SUPPLIED MATERIAL —
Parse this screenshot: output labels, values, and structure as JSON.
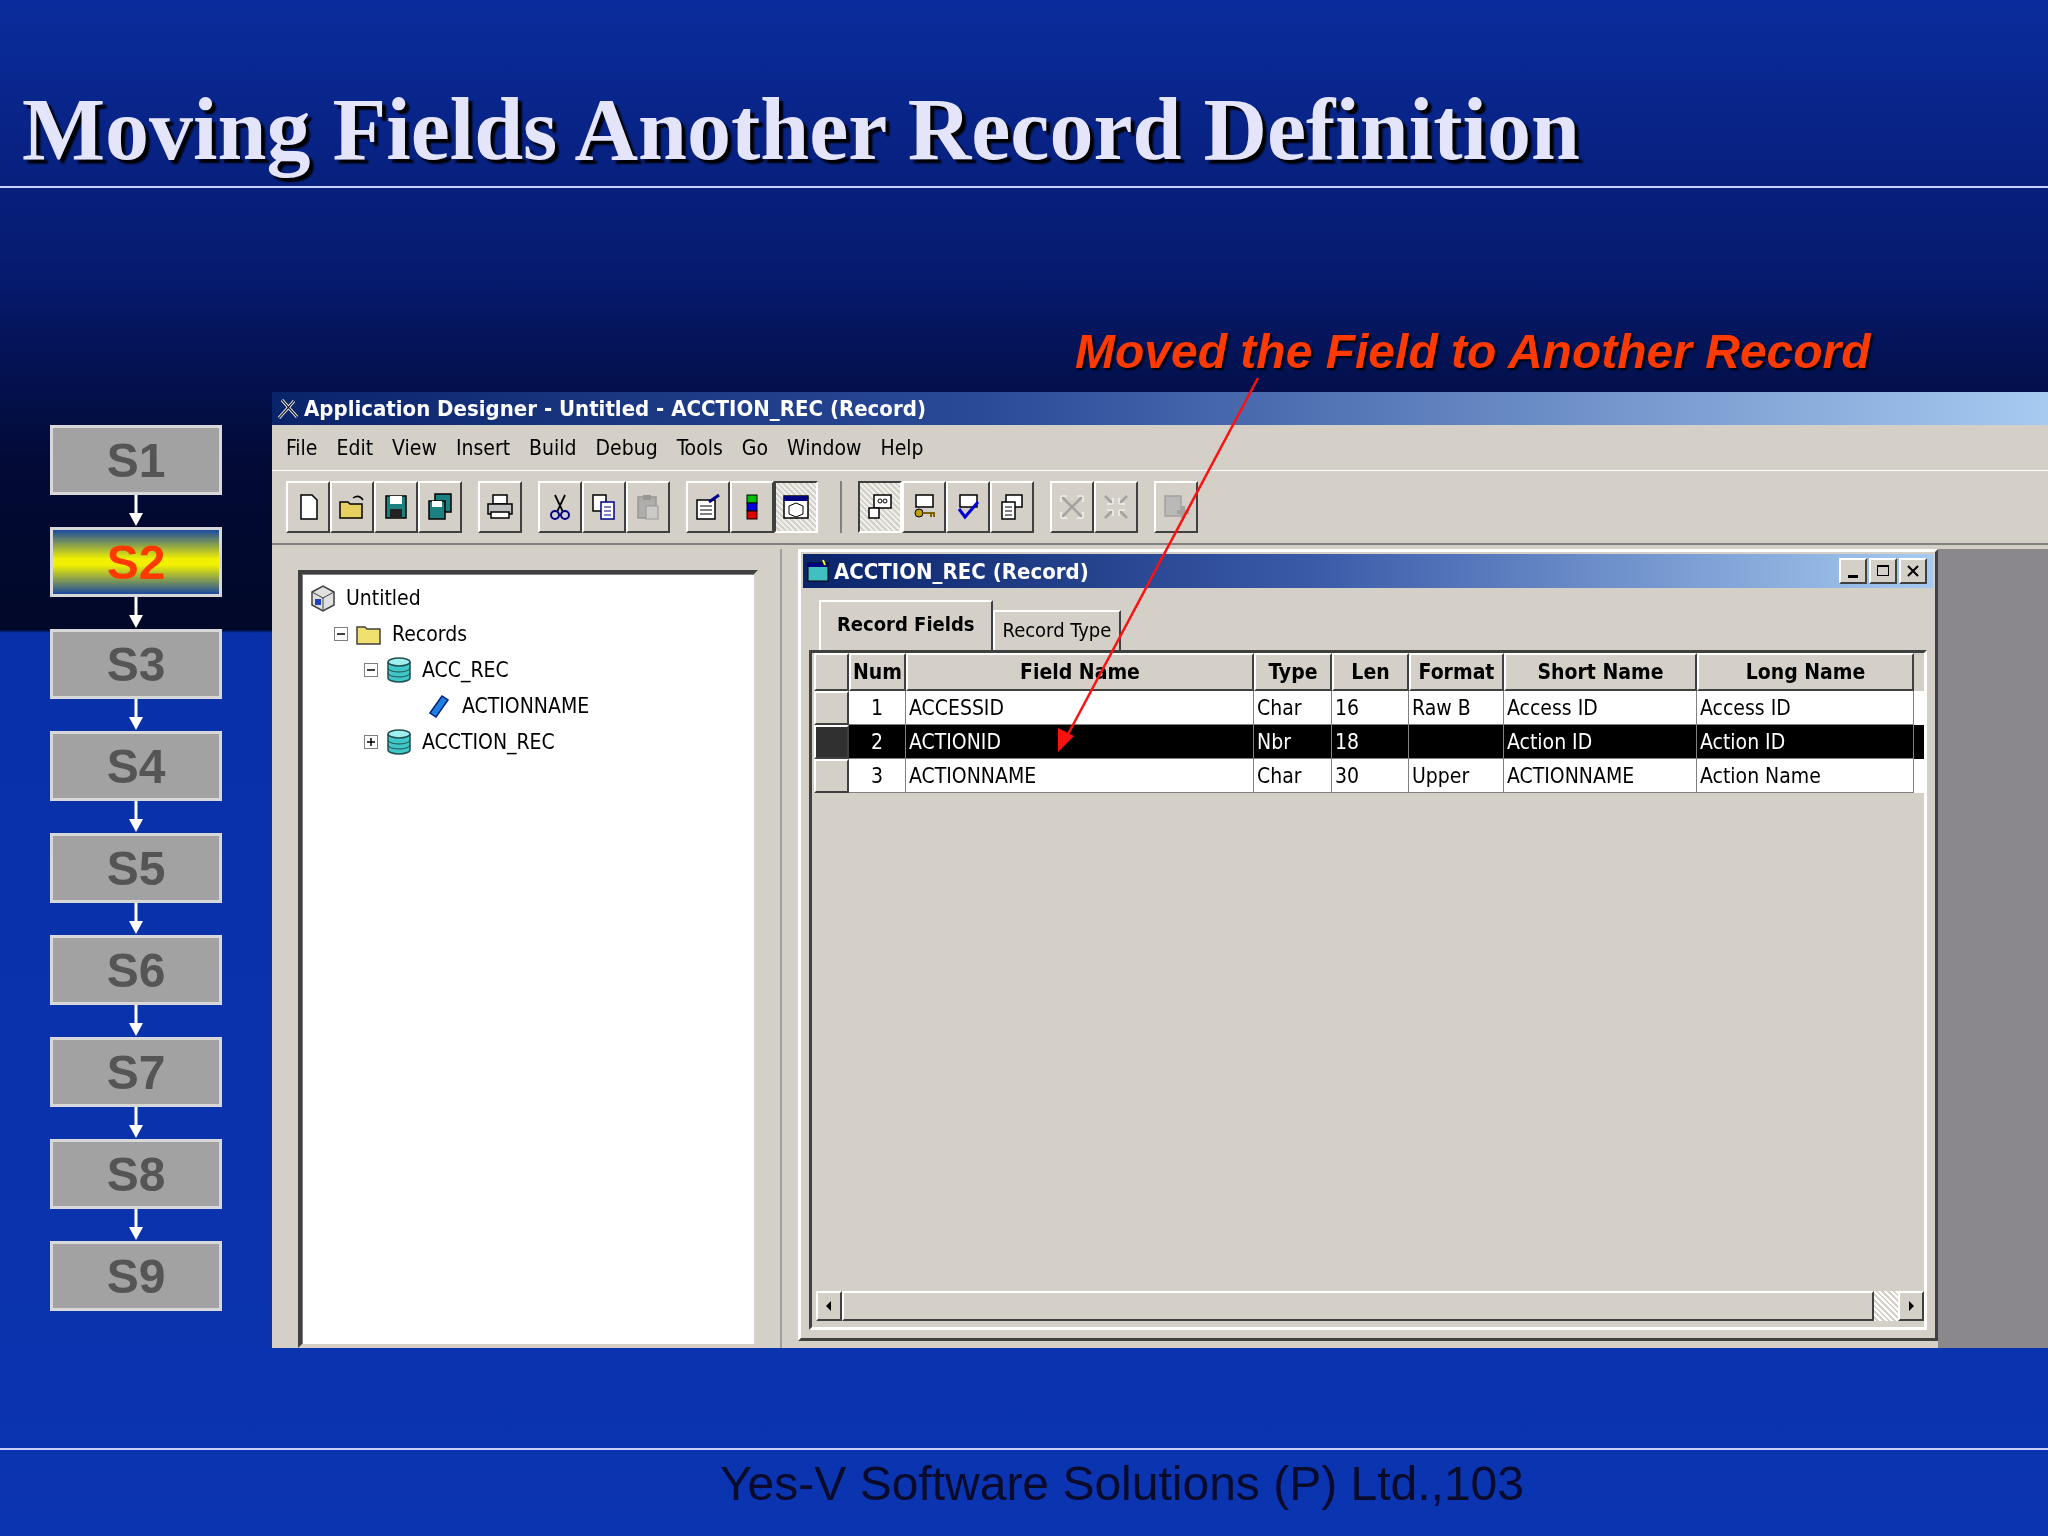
{
  "slide": {
    "title": "Moving Fields Another Record Definition",
    "annotation": "Moved the Field to Another Record",
    "footer": "Yes-V Software Solutions (P) Ltd.,103"
  },
  "steps": [
    {
      "label": "S1",
      "selected": false
    },
    {
      "label": "S2",
      "selected": true
    },
    {
      "label": "S3",
      "selected": false
    },
    {
      "label": "S4",
      "selected": false
    },
    {
      "label": "S5",
      "selected": false
    },
    {
      "label": "S6",
      "selected": false
    },
    {
      "label": "S7",
      "selected": false
    },
    {
      "label": "S8",
      "selected": false
    },
    {
      "label": "S9",
      "selected": false
    }
  ],
  "window": {
    "title": "Application Designer - Untitled - ACCTION_REC (Record)",
    "menu": [
      "File",
      "Edit",
      "View",
      "Insert",
      "Build",
      "Debug",
      "Tools",
      "Go",
      "Window",
      "Help"
    ],
    "toolbar": [
      [
        {
          "kind": "new",
          "disabled": false,
          "pressed": false
        },
        {
          "kind": "open",
          "disabled": false,
          "pressed": false
        },
        {
          "kind": "save",
          "disabled": false,
          "pressed": false
        },
        {
          "kind": "save-all",
          "disabled": false,
          "pressed": false
        }
      ],
      [
        {
          "kind": "print",
          "disabled": false,
          "pressed": false
        }
      ],
      [
        {
          "kind": "cut",
          "disabled": false,
          "pressed": false
        },
        {
          "kind": "copy",
          "disabled": false,
          "pressed": false
        },
        {
          "kind": "paste",
          "disabled": true,
          "pressed": false
        }
      ],
      [
        {
          "kind": "properties",
          "disabled": false,
          "pressed": false
        },
        {
          "kind": "blocks",
          "disabled": false,
          "pressed": false
        },
        {
          "kind": "window",
          "disabled": false,
          "pressed": true
        }
      ],
      [
        {
          "kind": "card",
          "disabled": false,
          "pressed": true
        },
        {
          "kind": "key",
          "disabled": false,
          "pressed": false
        },
        {
          "kind": "check",
          "disabled": false,
          "pressed": false
        },
        {
          "kind": "list",
          "disabled": false,
          "pressed": false
        }
      ],
      [
        {
          "kind": "expand",
          "disabled": true,
          "pressed": false
        },
        {
          "kind": "collapse",
          "disabled": true,
          "pressed": false
        }
      ],
      [
        {
          "kind": "insert",
          "disabled": true,
          "pressed": false
        }
      ]
    ],
    "tree": [
      {
        "label": "Untitled",
        "kind": "project",
        "children": [
          {
            "label": "Records",
            "kind": "folder",
            "expanded": true,
            "children": [
              {
                "label": "ACC_REC",
                "kind": "record",
                "expanded": true,
                "children": [
                  {
                    "label": "ACTIONNAME",
                    "kind": "field"
                  }
                ]
              },
              {
                "label": "ACCTION_REC",
                "kind": "record",
                "expanded": false
              }
            ]
          }
        ]
      }
    ],
    "record_window": {
      "title": "ACCTION_REC (Record)",
      "tabs": [
        {
          "label": "Record Fields",
          "selected": true
        },
        {
          "label": "Record Type",
          "selected": false
        }
      ],
      "columns": [
        "Num",
        "Field Name",
        "Type",
        "Len",
        "Format",
        "Short Name",
        "Long Name"
      ],
      "rows": [
        {
          "cells": [
            "1",
            "ACCESSID",
            "Char",
            "16",
            "Raw B",
            "Access ID",
            "Access ID"
          ],
          "selected": false
        },
        {
          "cells": [
            "2",
            "ACTIONID",
            "Nbr",
            "18",
            "",
            "Action ID",
            "Action ID"
          ],
          "selected": true
        },
        {
          "cells": [
            "3",
            "ACTIONNAME",
            "Char",
            "30",
            "Upper",
            "ACTIONNAME",
            "Action Name"
          ],
          "selected": false
        }
      ]
    }
  }
}
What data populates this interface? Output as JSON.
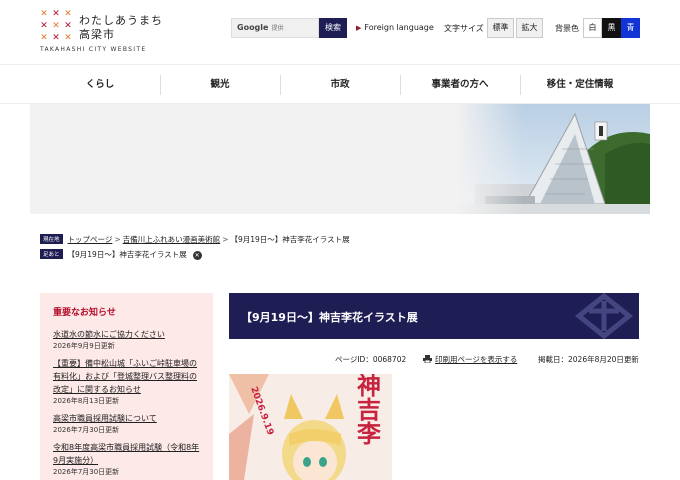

TO BE DONE — Which lines contain the word "this"? Copy each of them.

EXERCISE ANSWER —
Parse this screenshot: output labels, values, and structure as JSON.
What data populates this interface? Output as JSON.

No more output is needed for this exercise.